## Directive
Transcribe the entries exactly; images are not part of the copy.

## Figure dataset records
════════

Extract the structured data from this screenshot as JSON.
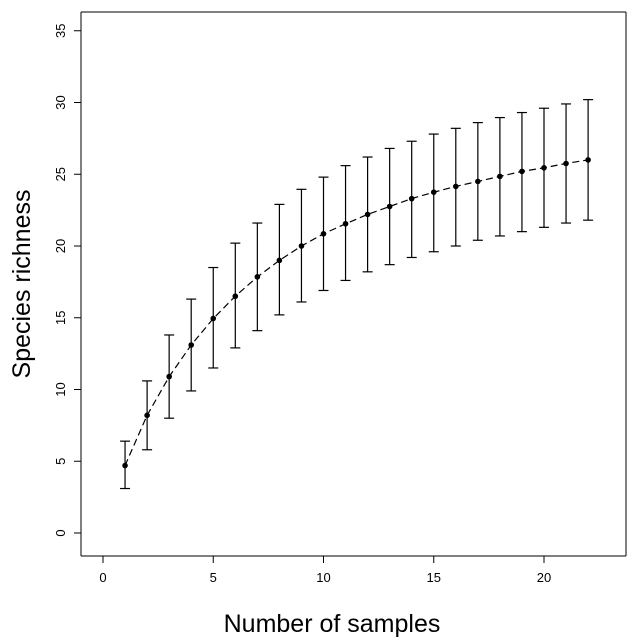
{
  "chart_data": {
    "type": "scatter",
    "title": "",
    "xlabel": "Number of samples",
    "ylabel": "Species richness",
    "xlim": [
      0,
      23
    ],
    "ylim": [
      0,
      35
    ],
    "x_ticks": [
      0,
      5,
      10,
      15,
      20
    ],
    "y_ticks": [
      0,
      5,
      10,
      15,
      20,
      25,
      30,
      35
    ],
    "grid": false,
    "legend": "none",
    "error_bars": true,
    "line_style": "dashed",
    "series": [
      {
        "x": [
          1,
          2,
          3,
          4,
          5,
          6,
          7,
          8,
          9,
          10,
          11,
          12,
          13,
          14,
          15,
          16,
          17,
          18,
          19,
          20,
          21,
          22
        ],
        "y": [
          4.7,
          8.2,
          10.9,
          13.1,
          14.95,
          16.5,
          17.85,
          19.0,
          20.0,
          20.85,
          21.55,
          22.2,
          22.75,
          23.3,
          23.75,
          24.15,
          24.5,
          24.85,
          25.2,
          25.45,
          25.75,
          26.0
        ],
        "lower": [
          3.1,
          5.8,
          8.0,
          9.9,
          11.5,
          12.9,
          14.1,
          15.2,
          16.1,
          16.9,
          17.6,
          18.2,
          18.7,
          19.2,
          19.6,
          20.0,
          20.4,
          20.7,
          21.0,
          21.3,
          21.6,
          21.8
        ],
        "upper": [
          6.4,
          10.6,
          13.8,
          16.3,
          18.5,
          20.2,
          21.6,
          22.9,
          23.95,
          24.8,
          25.6,
          26.2,
          26.8,
          27.3,
          27.8,
          28.2,
          28.6,
          28.95,
          29.3,
          29.6,
          29.9,
          30.2
        ]
      }
    ]
  }
}
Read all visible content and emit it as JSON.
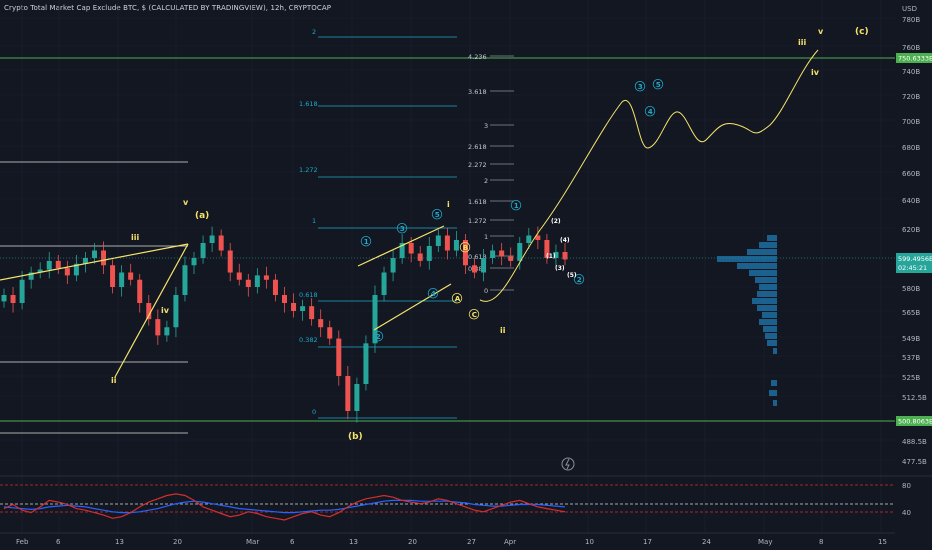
{
  "chart_title": "Crypto Total Market Cap Exclude BTC, $ (CALCULATED BY TRADINGVIEW), 12h, CRYPTOCAP",
  "currency": "USD",
  "price_axis": [
    {
      "label": "780B",
      "v": 780
    },
    {
      "label": "760B",
      "v": 760
    },
    {
      "label": "740B",
      "v": 740
    },
    {
      "label": "720B",
      "v": 720
    },
    {
      "label": "700B",
      "v": 700
    },
    {
      "label": "680B",
      "v": 680
    },
    {
      "label": "660B",
      "v": 660
    },
    {
      "label": "640B",
      "v": 640
    },
    {
      "label": "620B",
      "v": 620
    },
    {
      "label": "600B",
      "v": 600
    },
    {
      "label": "580B",
      "v": 580
    },
    {
      "label": "565B",
      "v": 565
    },
    {
      "label": "549B",
      "v": 549
    },
    {
      "label": "537B",
      "v": 537
    },
    {
      "label": "525B",
      "v": 525
    },
    {
      "label": "512.5B",
      "v": 512.5
    },
    {
      "label": "500B",
      "v": 500
    },
    {
      "label": "488.5B",
      "v": 488.5
    },
    {
      "label": "477.5B",
      "v": 477.5
    }
  ],
  "price_tags": {
    "upper": "750.6333B",
    "current": "599.4956B",
    "countdown": "02:45:21",
    "lower": "500.8063B"
  },
  "time_axis": [
    "Feb",
    "6",
    "13",
    "20",
    "Mar",
    "6",
    "13",
    "20",
    "27",
    "Apr",
    "10",
    "17",
    "24",
    "May",
    "8",
    "15"
  ],
  "rsi_axis": [
    "80",
    "40"
  ],
  "fib_labels": [
    {
      "text": "2",
      "level": "upper"
    },
    {
      "text": "1.618",
      "level": "upper"
    },
    {
      "text": "1.272",
      "level": "upper"
    },
    {
      "text": "1",
      "level": "upper"
    },
    {
      "text": "0.618",
      "level": "upper"
    },
    {
      "text": "0.382",
      "level": "upper"
    },
    {
      "text": "0",
      "level": "upper"
    },
    {
      "text": "4.236",
      "level": "small"
    },
    {
      "text": "3.618",
      "level": "small"
    },
    {
      "text": "3",
      "level": "small"
    },
    {
      "text": "2.618",
      "level": "small"
    },
    {
      "text": "2.272",
      "level": "small"
    },
    {
      "text": "2",
      "level": "small"
    },
    {
      "text": "1.618",
      "level": "small"
    },
    {
      "text": "1.272",
      "level": "small"
    },
    {
      "text": "1",
      "level": "small"
    },
    {
      "text": "0.618",
      "level": "small"
    },
    {
      "text": "0.382",
      "level": "small"
    },
    {
      "text": "0",
      "level": "small"
    }
  ],
  "wave_labels": {
    "a": "(a)",
    "b": "(b)",
    "c": "(c)",
    "roman": [
      "i",
      "ii",
      "iii",
      "iv",
      "v"
    ],
    "sub": [
      "1",
      "2",
      "3",
      "4",
      "5"
    ],
    "letters": [
      "A",
      "B",
      "C"
    ],
    "paren": [
      "(1)",
      "(2)",
      "(3)",
      "(4)",
      "(5)"
    ]
  },
  "colors": {
    "background": "#131722",
    "bull": "#26a69a",
    "bear": "#ef5350",
    "wave": "#f6e36a",
    "fib": "#2196f3",
    "green_line": "#4caf50",
    "rsi": "#d32f2f",
    "rsi_ma": "#2962ff",
    "volume_profile": "#1e6fa0"
  },
  "chart_data": {
    "type": "candlestick",
    "title": "Crypto Total Market Cap Exclude BTC, $ (CALCULATED BY TRADINGVIEW), 12h, CRYPTOCAP",
    "x_labels": [
      "Feb",
      "6",
      "13",
      "20",
      "Mar",
      "6",
      "13",
      "20",
      "27",
      "Apr",
      "10",
      "17",
      "24",
      "May",
      "8",
      "15"
    ],
    "price_closes": [
      575,
      570,
      585,
      590,
      592,
      598,
      593,
      588,
      596,
      600,
      605,
      595,
      580,
      590,
      585,
      570,
      560,
      550,
      555,
      575,
      595,
      600,
      610,
      615,
      605,
      590,
      585,
      580,
      588,
      585,
      575,
      570,
      565,
      568,
      560,
      555,
      548,
      525,
      505,
      520,
      545,
      575,
      590,
      600,
      610,
      603,
      598,
      608,
      615,
      605,
      612,
      595,
      590,
      600,
      605,
      601,
      598,
      610,
      615,
      612,
      600,
      604,
      599
    ],
    "ylim": [
      477.5,
      790
    ],
    "projection_path": [
      599,
      620,
      660,
      700,
      720,
      685,
      705,
      690,
      710,
      695,
      705,
      730,
      760
    ],
    "rsi_range": [
      20,
      90
    ]
  }
}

════════

## Answer to the exercise
Extract the structured data from this screenshot as JSON.
{
  "chart_data": {
    "type": "scatter",
    "title": "",
    "xlabel": "Number of samples",
    "ylabel": "Species richness",
    "xlim": [
      0,
      23
    ],
    "ylim": [
      0,
      35
    ],
    "x_ticks": [
      0,
      5,
      10,
      15,
      20
    ],
    "y_ticks": [
      0,
      5,
      10,
      15,
      20,
      25,
      30,
      35
    ],
    "grid": false,
    "legend": "none",
    "error_bars": true,
    "line_style": "dashed",
    "series": [
      {
        "x": [
          1,
          2,
          3,
          4,
          5,
          6,
          7,
          8,
          9,
          10,
          11,
          12,
          13,
          14,
          15,
          16,
          17,
          18,
          19,
          20,
          21,
          22
        ],
        "y": [
          4.7,
          8.2,
          10.9,
          13.1,
          14.95,
          16.5,
          17.85,
          19.0,
          20.0,
          20.85,
          21.55,
          22.2,
          22.75,
          23.3,
          23.75,
          24.15,
          24.5,
          24.85,
          25.2,
          25.45,
          25.75,
          26.0
        ],
        "lower": [
          3.1,
          5.8,
          8.0,
          9.9,
          11.5,
          12.9,
          14.1,
          15.2,
          16.1,
          16.9,
          17.6,
          18.2,
          18.7,
          19.2,
          19.6,
          20.0,
          20.4,
          20.7,
          21.0,
          21.3,
          21.6,
          21.8
        ],
        "upper": [
          6.4,
          10.6,
          13.8,
          16.3,
          18.5,
          20.2,
          21.6,
          22.9,
          23.95,
          24.8,
          25.6,
          26.2,
          26.8,
          27.3,
          27.8,
          28.2,
          28.6,
          28.95,
          29.3,
          29.6,
          29.9,
          30.2
        ]
      }
    ]
  }
}
Read all visible content and emit it as JSON.
{
  "chart_title": "Crypto Total Market Cap Exclude BTC, $ (CALCULATED BY TRADINGVIEW), 12h, CRYPTOCAP",
  "currency": "USD",
  "price_axis": [
    {
      "label": "780B",
      "v": 780
    },
    {
      "label": "760B",
      "v": 760
    },
    {
      "label": "740B",
      "v": 740
    },
    {
      "label": "720B",
      "v": 720
    },
    {
      "label": "700B",
      "v": 700
    },
    {
      "label": "680B",
      "v": 680
    },
    {
      "label": "660B",
      "v": 660
    },
    {
      "label": "640B",
      "v": 640
    },
    {
      "label": "620B",
      "v": 620
    },
    {
      "label": "600B",
      "v": 600
    },
    {
      "label": "580B",
      "v": 580
    },
    {
      "label": "565B",
      "v": 565
    },
    {
      "label": "549B",
      "v": 549
    },
    {
      "label": "537B",
      "v": 537
    },
    {
      "label": "525B",
      "v": 525
    },
    {
      "label": "512.5B",
      "v": 512.5
    },
    {
      "label": "500B",
      "v": 500
    },
    {
      "label": "488.5B",
      "v": 488.5
    },
    {
      "label": "477.5B",
      "v": 477.5
    }
  ],
  "price_tags": {
    "upper": "750.6333B",
    "current": "599.4956B",
    "countdown": "02:45:21",
    "lower": "500.8063B"
  },
  "time_axis": [
    "Feb",
    "6",
    "13",
    "20",
    "Mar",
    "6",
    "13",
    "20",
    "27",
    "Apr",
    "10",
    "17",
    "24",
    "May",
    "8",
    "15"
  ],
  "rsi_axis": [
    "80",
    "40"
  ],
  "fib_labels": [
    {
      "text": "2",
      "level": "upper"
    },
    {
      "text": "1.618",
      "level": "upper"
    },
    {
      "text": "1.272",
      "level": "upper"
    },
    {
      "text": "1",
      "level": "upper"
    },
    {
      "text": "0.618",
      "level": "upper"
    },
    {
      "text": "0.382",
      "level": "upper"
    },
    {
      "text": "0",
      "level": "upper"
    },
    {
      "text": "4.236",
      "level": "small"
    },
    {
      "text": "3.618",
      "level": "small"
    },
    {
      "text": "3",
      "level": "small"
    },
    {
      "text": "2.618",
      "level": "small"
    },
    {
      "text": "2.272",
      "level": "small"
    },
    {
      "text": "2",
      "level": "small"
    },
    {
      "text": "1.618",
      "level": "small"
    },
    {
      "text": "1.272",
      "level": "small"
    },
    {
      "text": "1",
      "level": "small"
    },
    {
      "text": "0.618",
      "level": "small"
    },
    {
      "text": "0.382",
      "level": "small"
    },
    {
      "text": "0",
      "level": "small"
    }
  ],
  "wave_labels": {
    "a": "(a)",
    "b": "(b)",
    "c": "(c)",
    "roman": [
      "i",
      "ii",
      "iii",
      "iv",
      "v"
    ],
    "sub": [
      "1",
      "2",
      "3",
      "4",
      "5"
    ],
    "letters": [
      "A",
      "B",
      "C"
    ],
    "paren": [
      "(1)",
      "(2)",
      "(3)",
      "(4)",
      "(5)"
    ]
  },
  "colors": {
    "background": "#131722",
    "bull": "#26a69a",
    "bear": "#ef5350",
    "wave": "#f6e36a",
    "fib": "#2196f3",
    "green_line": "#4caf50",
    "rsi": "#d32f2f",
    "rsi_ma": "#2962ff",
    "volume_profile": "#1e6fa0"
  },
  "chart_data": {
    "type": "candlestick",
    "title": "Crypto Total Market Cap Exclude BTC, $ (CALCULATED BY TRADINGVIEW), 12h, CRYPTOCAP",
    "x_labels": [
      "Feb",
      "6",
      "13",
      "20",
      "Mar",
      "6",
      "13",
      "20",
      "27",
      "Apr",
      "10",
      "17",
      "24",
      "May",
      "8",
      "15"
    ],
    "price_closes": [
      575,
      570,
      585,
      590,
      592,
      598,
      593,
      588,
      596,
      600,
      605,
      595,
      580,
      590,
      585,
      570,
      560,
      550,
      555,
      575,
      595,
      600,
      610,
      615,
      605,
      590,
      585,
      580,
      588,
      585,
      575,
      570,
      565,
      568,
      560,
      555,
      548,
      525,
      505,
      520,
      545,
      575,
      590,
      600,
      610,
      603,
      598,
      608,
      615,
      605,
      612,
      595,
      590,
      600,
      605,
      601,
      598,
      610,
      615,
      612,
      600,
      604,
      599
    ],
    "ylim": [
      477.5,
      790
    ],
    "projection_path": [
      599,
      620,
      660,
      700,
      720,
      685,
      705,
      690,
      710,
      695,
      705,
      730,
      760
    ],
    "rsi_range": [
      20,
      90
    ]
  }
}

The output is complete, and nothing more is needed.